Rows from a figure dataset
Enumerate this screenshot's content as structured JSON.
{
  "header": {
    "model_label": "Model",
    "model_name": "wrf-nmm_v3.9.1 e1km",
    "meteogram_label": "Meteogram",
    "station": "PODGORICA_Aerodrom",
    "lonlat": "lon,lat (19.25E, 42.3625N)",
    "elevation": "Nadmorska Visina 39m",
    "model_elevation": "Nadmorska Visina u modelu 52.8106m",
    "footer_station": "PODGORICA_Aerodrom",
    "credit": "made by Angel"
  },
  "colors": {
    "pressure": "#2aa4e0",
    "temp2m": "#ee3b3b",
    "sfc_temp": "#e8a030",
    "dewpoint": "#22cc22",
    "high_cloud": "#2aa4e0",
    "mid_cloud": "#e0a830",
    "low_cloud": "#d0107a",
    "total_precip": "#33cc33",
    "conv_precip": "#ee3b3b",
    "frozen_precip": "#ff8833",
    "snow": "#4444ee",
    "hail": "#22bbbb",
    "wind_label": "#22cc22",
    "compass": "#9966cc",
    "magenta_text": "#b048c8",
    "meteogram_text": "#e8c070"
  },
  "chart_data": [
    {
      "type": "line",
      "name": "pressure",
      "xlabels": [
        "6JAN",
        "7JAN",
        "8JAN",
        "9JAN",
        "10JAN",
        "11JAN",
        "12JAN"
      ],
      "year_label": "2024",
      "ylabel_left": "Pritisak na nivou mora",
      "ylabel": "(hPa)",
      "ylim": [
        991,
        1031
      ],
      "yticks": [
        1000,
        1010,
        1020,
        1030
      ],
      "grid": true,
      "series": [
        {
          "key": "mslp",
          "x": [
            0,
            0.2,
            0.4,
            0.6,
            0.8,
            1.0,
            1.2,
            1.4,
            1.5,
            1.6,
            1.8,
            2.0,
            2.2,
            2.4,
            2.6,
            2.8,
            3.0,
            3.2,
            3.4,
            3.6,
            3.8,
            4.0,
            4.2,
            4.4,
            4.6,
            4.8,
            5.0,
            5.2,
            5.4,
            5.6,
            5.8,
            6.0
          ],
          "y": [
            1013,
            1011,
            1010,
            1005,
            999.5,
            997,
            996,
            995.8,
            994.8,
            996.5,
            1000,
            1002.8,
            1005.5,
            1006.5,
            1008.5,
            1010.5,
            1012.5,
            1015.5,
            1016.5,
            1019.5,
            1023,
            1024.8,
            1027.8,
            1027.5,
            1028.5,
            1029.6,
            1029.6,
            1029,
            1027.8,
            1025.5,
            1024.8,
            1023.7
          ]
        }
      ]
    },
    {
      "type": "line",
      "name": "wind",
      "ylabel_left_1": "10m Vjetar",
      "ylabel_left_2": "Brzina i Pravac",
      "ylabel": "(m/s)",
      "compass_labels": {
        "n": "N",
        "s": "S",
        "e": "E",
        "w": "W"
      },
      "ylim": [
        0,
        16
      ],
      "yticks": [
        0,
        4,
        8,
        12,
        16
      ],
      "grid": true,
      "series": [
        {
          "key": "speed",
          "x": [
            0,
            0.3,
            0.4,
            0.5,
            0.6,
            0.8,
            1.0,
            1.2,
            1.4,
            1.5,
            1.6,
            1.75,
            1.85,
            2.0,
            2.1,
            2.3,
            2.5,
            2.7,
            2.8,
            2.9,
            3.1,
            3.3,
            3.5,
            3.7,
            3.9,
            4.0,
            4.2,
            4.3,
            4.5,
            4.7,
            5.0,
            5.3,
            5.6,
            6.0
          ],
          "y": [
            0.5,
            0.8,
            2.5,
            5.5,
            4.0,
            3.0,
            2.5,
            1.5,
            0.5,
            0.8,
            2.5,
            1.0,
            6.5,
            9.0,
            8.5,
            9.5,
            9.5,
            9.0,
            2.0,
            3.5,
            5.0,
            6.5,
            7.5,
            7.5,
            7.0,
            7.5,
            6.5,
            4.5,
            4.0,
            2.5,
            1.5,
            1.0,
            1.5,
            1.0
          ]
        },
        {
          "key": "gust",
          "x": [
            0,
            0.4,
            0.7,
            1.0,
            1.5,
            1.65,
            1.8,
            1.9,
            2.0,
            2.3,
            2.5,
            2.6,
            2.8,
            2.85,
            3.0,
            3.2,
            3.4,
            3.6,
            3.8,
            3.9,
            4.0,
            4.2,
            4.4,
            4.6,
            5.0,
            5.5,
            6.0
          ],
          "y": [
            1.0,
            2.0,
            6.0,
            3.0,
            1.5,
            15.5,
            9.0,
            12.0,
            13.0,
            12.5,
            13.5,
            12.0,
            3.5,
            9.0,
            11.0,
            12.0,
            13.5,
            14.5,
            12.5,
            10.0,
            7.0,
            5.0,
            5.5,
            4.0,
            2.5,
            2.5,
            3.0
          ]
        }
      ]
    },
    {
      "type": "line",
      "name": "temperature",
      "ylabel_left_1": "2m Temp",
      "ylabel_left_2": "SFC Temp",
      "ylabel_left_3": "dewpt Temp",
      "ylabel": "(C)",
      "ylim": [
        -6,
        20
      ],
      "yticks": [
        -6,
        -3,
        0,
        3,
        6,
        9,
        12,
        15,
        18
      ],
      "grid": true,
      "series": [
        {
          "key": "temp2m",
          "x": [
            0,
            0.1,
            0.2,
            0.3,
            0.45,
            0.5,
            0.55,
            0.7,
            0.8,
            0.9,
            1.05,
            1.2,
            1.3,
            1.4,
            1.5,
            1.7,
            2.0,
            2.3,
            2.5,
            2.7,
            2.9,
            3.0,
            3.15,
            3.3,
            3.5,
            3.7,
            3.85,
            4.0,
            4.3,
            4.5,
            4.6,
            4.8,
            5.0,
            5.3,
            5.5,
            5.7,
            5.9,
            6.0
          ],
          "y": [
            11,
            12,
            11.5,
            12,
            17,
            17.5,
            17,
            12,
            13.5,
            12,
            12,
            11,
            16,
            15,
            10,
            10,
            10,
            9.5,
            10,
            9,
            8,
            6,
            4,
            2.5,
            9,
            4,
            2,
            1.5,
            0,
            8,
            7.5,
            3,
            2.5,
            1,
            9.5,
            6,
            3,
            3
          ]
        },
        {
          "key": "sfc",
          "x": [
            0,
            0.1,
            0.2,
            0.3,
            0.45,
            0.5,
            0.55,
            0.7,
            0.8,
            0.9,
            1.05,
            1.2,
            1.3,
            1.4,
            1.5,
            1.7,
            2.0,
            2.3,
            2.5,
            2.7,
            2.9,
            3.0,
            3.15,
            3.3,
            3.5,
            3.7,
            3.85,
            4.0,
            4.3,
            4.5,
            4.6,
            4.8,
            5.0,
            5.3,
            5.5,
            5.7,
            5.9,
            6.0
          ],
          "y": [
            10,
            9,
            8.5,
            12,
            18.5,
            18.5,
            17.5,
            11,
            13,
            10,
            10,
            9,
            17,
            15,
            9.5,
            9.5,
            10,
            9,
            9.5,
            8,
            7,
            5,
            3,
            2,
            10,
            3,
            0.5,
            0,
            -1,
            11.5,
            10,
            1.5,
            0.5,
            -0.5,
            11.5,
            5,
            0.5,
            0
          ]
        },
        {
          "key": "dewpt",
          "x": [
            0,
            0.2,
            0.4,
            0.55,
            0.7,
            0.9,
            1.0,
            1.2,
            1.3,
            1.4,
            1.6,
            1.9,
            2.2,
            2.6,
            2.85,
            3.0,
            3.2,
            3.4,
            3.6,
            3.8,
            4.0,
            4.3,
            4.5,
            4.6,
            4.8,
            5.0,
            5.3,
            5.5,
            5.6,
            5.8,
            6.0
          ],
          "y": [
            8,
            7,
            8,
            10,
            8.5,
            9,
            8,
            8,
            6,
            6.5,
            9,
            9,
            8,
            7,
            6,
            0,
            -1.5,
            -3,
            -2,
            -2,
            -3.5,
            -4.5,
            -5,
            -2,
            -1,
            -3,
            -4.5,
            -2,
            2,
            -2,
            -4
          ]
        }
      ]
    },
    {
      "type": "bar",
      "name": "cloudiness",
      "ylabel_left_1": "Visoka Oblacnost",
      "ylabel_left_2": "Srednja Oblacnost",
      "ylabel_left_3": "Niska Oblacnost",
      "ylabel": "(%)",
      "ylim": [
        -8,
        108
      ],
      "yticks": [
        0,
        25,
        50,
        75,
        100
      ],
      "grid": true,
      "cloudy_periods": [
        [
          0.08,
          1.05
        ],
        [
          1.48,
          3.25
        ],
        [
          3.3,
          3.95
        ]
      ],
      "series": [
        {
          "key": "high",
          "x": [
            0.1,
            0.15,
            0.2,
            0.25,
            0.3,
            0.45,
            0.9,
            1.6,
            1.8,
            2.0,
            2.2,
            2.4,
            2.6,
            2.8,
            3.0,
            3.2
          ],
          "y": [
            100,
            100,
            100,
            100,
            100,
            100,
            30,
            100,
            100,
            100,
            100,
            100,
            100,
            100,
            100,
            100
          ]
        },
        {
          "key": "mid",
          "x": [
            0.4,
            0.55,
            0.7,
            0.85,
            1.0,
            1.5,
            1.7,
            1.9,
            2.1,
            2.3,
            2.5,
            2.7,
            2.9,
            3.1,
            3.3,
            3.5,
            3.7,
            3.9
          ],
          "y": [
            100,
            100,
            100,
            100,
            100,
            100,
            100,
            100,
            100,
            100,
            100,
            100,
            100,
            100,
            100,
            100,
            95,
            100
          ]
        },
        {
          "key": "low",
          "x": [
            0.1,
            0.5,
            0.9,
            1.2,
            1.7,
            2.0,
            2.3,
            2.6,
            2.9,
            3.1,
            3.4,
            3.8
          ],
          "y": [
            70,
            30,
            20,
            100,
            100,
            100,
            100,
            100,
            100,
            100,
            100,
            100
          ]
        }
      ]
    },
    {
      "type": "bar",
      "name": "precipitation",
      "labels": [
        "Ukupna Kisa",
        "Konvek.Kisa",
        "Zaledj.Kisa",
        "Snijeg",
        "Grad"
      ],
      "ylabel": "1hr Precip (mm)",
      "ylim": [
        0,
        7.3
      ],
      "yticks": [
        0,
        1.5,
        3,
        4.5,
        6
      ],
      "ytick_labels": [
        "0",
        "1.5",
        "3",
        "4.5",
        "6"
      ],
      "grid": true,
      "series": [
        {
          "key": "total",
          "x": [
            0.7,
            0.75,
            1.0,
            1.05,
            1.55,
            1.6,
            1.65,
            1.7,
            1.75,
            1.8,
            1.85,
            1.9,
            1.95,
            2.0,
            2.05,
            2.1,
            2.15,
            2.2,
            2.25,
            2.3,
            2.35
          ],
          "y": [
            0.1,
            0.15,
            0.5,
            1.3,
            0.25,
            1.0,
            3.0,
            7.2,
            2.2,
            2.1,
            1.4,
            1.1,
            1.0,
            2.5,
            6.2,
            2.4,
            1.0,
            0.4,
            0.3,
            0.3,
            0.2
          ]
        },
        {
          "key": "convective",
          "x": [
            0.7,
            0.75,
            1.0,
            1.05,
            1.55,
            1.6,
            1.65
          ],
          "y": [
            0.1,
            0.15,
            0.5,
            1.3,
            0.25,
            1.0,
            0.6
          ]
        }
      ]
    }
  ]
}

Objective: Count every line in the listing above that holds "Oblacnost", then report only the count.

Result of this task: 3